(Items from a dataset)
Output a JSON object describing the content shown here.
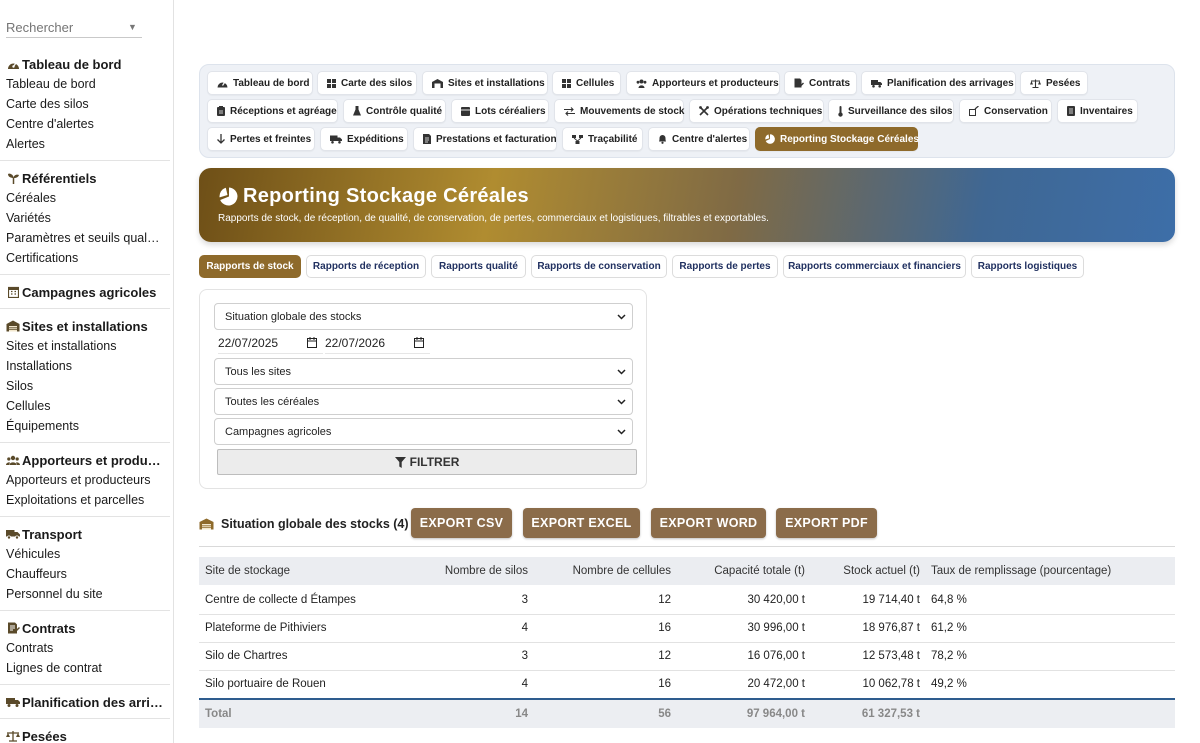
{
  "search": {
    "placeholder": "Rechercher"
  },
  "sidebar": {
    "sections": [
      {
        "title": "Tableau de bord",
        "icon": "dashboard-icon",
        "items": [
          "Tableau de bord",
          "Carte des silos",
          "Centre d'alertes",
          "Alertes"
        ]
      },
      {
        "title": "Référentiels",
        "icon": "sprout-icon",
        "items": [
          "Céréales",
          "Variétés",
          "Paramètres et seuils qual…",
          "Certifications"
        ]
      },
      {
        "title": "Campagnes agricoles",
        "icon": "calendar-icon",
        "items": []
      },
      {
        "title": "Sites et installations",
        "icon": "warehouse-icon",
        "items": [
          "Sites et installations",
          "Installations",
          "Silos",
          "Cellules",
          "Équipements"
        ]
      },
      {
        "title": "Apporteurs et produ…",
        "icon": "users-icon",
        "items": [
          "Apporteurs et producteurs",
          "Exploitations et parcelles"
        ]
      },
      {
        "title": "Transport",
        "icon": "truck-icon",
        "items": [
          "Véhicules",
          "Chauffeurs",
          "Personnel du site"
        ]
      },
      {
        "title": "Contrats",
        "icon": "contract-icon",
        "items": [
          "Contrats",
          "Lignes de contrat"
        ]
      },
      {
        "title": "Planification des arri…",
        "icon": "truck-ramp-icon",
        "items": []
      },
      {
        "title": "Pesées",
        "icon": "scale-icon",
        "items": []
      }
    ]
  },
  "nav": [
    {
      "label": "Tableau de bord",
      "icon": "gauge-icon"
    },
    {
      "label": "Carte des silos",
      "icon": "grid-icon"
    },
    {
      "label": "Sites et installations",
      "icon": "warehouse-icon"
    },
    {
      "label": "Cellules",
      "icon": "grid-icon"
    },
    {
      "label": "Apporteurs et producteurs",
      "icon": "users-icon"
    },
    {
      "label": "Contrats",
      "icon": "contract-icon"
    },
    {
      "label": "Planification des arrivages",
      "icon": "truck-ramp-icon"
    },
    {
      "label": "Pesées",
      "icon": "scale-icon"
    },
    {
      "label": "Réceptions et agréage",
      "icon": "clipboard-icon"
    },
    {
      "label": "Contrôle qualité",
      "icon": "flask-icon"
    },
    {
      "label": "Lots céréaliers",
      "icon": "box-icon"
    },
    {
      "label": "Mouvements de stock",
      "icon": "arrows-icon"
    },
    {
      "label": "Opérations techniques",
      "icon": "tools-icon"
    },
    {
      "label": "Surveillance des silos",
      "icon": "thermometer-icon"
    },
    {
      "label": "Conservation",
      "icon": "conservation-icon"
    },
    {
      "label": "Inventaires",
      "icon": "list-icon"
    },
    {
      "label": "Pertes et freintes",
      "icon": "arrow-down-icon"
    },
    {
      "label": "Expéditions",
      "icon": "truck-icon"
    },
    {
      "label": "Prestations et facturation",
      "icon": "invoice-icon"
    },
    {
      "label": "Traçabilité",
      "icon": "network-icon"
    },
    {
      "label": "Centre d'alertes",
      "icon": "bell-icon"
    },
    {
      "label": "Reporting Stockage Céréales",
      "icon": "pie-icon"
    }
  ],
  "banner": {
    "title": "Reporting Stockage Céréales",
    "subtitle": "Rapports de stock, de réception, de qualité, de conservation, de pertes, commerciaux et logistiques, filtrables et exportables."
  },
  "tabs": [
    "Rapports de stock",
    "Rapports de réception",
    "Rapports qualité",
    "Rapports de conservation",
    "Rapports de pertes",
    "Rapports commerciaux et financiers",
    "Rapports logistiques"
  ],
  "filters": {
    "report": "Situation globale des stocks",
    "date_from": "22/07/2025",
    "date_to": "22/07/2026",
    "site": "Tous les sites",
    "cereal": "Toutes les céréales",
    "campaign": "Campagnes agricoles",
    "filter_label": "FILTRER"
  },
  "results": {
    "title": "Situation globale des stocks (4)",
    "exports": [
      "EXPORT CSV",
      "EXPORT EXCEL",
      "EXPORT WORD",
      "EXPORT PDF"
    ]
  },
  "table": {
    "headers": [
      "Site de stockage",
      "Nombre de silos",
      "Nombre de cellules",
      "Capacité totale (t)",
      "Stock actuel (t)",
      "Taux de remplissage (pourcentage)"
    ],
    "rows": [
      [
        "Centre de collecte d Étampes",
        "3",
        "12",
        "30 420,00 t",
        "19 714,40 t",
        "64,8 %"
      ],
      [
        "Plateforme de Pithiviers",
        "4",
        "16",
        "30 996,00 t",
        "18 976,87 t",
        "61,2 %"
      ],
      [
        "Silo de Chartres",
        "3",
        "12",
        "16 076,00 t",
        "12 573,48 t",
        "78,2 %"
      ],
      [
        "Silo portuaire de Rouen",
        "4",
        "16",
        "20 472,00 t",
        "10 062,78 t",
        "49,2 %"
      ]
    ],
    "total": [
      "Total",
      "14",
      "56",
      "97 964,00 t",
      "61 327,53 t",
      ""
    ]
  },
  "colors": {
    "accent": "#8e6a2b",
    "export": "#8b6c4a",
    "total_rule": "#2e5c8e"
  }
}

= Problem details =
Repeat the data in full and exactly. Omit pictures.

= Written response =
Output a JSON object describing the content shown here.
{
  "search": {
    "placeholder": "Rechercher"
  },
  "sidebar": {
    "sections": [
      {
        "title": "Tableau de bord",
        "icon": "dashboard-icon",
        "items": [
          "Tableau de bord",
          "Carte des silos",
          "Centre d'alertes",
          "Alertes"
        ]
      },
      {
        "title": "Référentiels",
        "icon": "sprout-icon",
        "items": [
          "Céréales",
          "Variétés",
          "Paramètres et seuils qual…",
          "Certifications"
        ]
      },
      {
        "title": "Campagnes agricoles",
        "icon": "calendar-icon",
        "items": []
      },
      {
        "title": "Sites et installations",
        "icon": "warehouse-icon",
        "items": [
          "Sites et installations",
          "Installations",
          "Silos",
          "Cellules",
          "Équipements"
        ]
      },
      {
        "title": "Apporteurs et produ…",
        "icon": "users-icon",
        "items": [
          "Apporteurs et producteurs",
          "Exploitations et parcelles"
        ]
      },
      {
        "title": "Transport",
        "icon": "truck-icon",
        "items": [
          "Véhicules",
          "Chauffeurs",
          "Personnel du site"
        ]
      },
      {
        "title": "Contrats",
        "icon": "contract-icon",
        "items": [
          "Contrats",
          "Lignes de contrat"
        ]
      },
      {
        "title": "Planification des arri…",
        "icon": "truck-ramp-icon",
        "items": []
      },
      {
        "title": "Pesées",
        "icon": "scale-icon",
        "items": []
      }
    ]
  },
  "nav": [
    {
      "label": "Tableau de bord",
      "icon": "gauge-icon"
    },
    {
      "label": "Carte des silos",
      "icon": "grid-icon"
    },
    {
      "label": "Sites et installations",
      "icon": "warehouse-icon"
    },
    {
      "label": "Cellules",
      "icon": "grid-icon"
    },
    {
      "label": "Apporteurs et producteurs",
      "icon": "users-icon"
    },
    {
      "label": "Contrats",
      "icon": "contract-icon"
    },
    {
      "label": "Planification des arrivages",
      "icon": "truck-ramp-icon"
    },
    {
      "label": "Pesées",
      "icon": "scale-icon"
    },
    {
      "label": "Réceptions et agréage",
      "icon": "clipboard-icon"
    },
    {
      "label": "Contrôle qualité",
      "icon": "flask-icon"
    },
    {
      "label": "Lots céréaliers",
      "icon": "box-icon"
    },
    {
      "label": "Mouvements de stock",
      "icon": "arrows-icon"
    },
    {
      "label": "Opérations techniques",
      "icon": "tools-icon"
    },
    {
      "label": "Surveillance des silos",
      "icon": "thermometer-icon"
    },
    {
      "label": "Conservation",
      "icon": "conservation-icon"
    },
    {
      "label": "Inventaires",
      "icon": "list-icon"
    },
    {
      "label": "Pertes et freintes",
      "icon": "arrow-down-icon"
    },
    {
      "label": "Expéditions",
      "icon": "truck-icon"
    },
    {
      "label": "Prestations et facturation",
      "icon": "invoice-icon"
    },
    {
      "label": "Traçabilité",
      "icon": "network-icon"
    },
    {
      "label": "Centre d'alertes",
      "icon": "bell-icon"
    },
    {
      "label": "Reporting Stockage Céréales",
      "icon": "pie-icon"
    }
  ],
  "banner": {
    "title": "Reporting Stockage Céréales",
    "subtitle": "Rapports de stock, de réception, de qualité, de conservation, de pertes, commerciaux et logistiques, filtrables et exportables."
  },
  "tabs": [
    "Rapports de stock",
    "Rapports de réception",
    "Rapports qualité",
    "Rapports de conservation",
    "Rapports de pertes",
    "Rapports commerciaux et financiers",
    "Rapports logistiques"
  ],
  "filters": {
    "report": "Situation globale des stocks",
    "date_from": "22/07/2025",
    "date_to": "22/07/2026",
    "site": "Tous les sites",
    "cereal": "Toutes les céréales",
    "campaign": "Campagnes agricoles",
    "filter_label": "FILTRER"
  },
  "results": {
    "title": "Situation globale des stocks (4)",
    "exports": [
      "EXPORT CSV",
      "EXPORT EXCEL",
      "EXPORT WORD",
      "EXPORT PDF"
    ]
  },
  "table": {
    "headers": [
      "Site de stockage",
      "Nombre de silos",
      "Nombre de cellules",
      "Capacité totale (t)",
      "Stock actuel (t)",
      "Taux de remplissage (pourcentage)"
    ],
    "rows": [
      [
        "Centre de collecte d Étampes",
        "3",
        "12",
        "30 420,00 t",
        "19 714,40 t",
        "64,8 %"
      ],
      [
        "Plateforme de Pithiviers",
        "4",
        "16",
        "30 996,00 t",
        "18 976,87 t",
        "61,2 %"
      ],
      [
        "Silo de Chartres",
        "3",
        "12",
        "16 076,00 t",
        "12 573,48 t",
        "78,2 %"
      ],
      [
        "Silo portuaire de Rouen",
        "4",
        "16",
        "20 472,00 t",
        "10 062,78 t",
        "49,2 %"
      ]
    ],
    "total": [
      "Total",
      "14",
      "56",
      "97 964,00 t",
      "61 327,53 t",
      ""
    ]
  },
  "colors": {
    "accent": "#8e6a2b",
    "export": "#8b6c4a",
    "total_rule": "#2e5c8e"
  }
}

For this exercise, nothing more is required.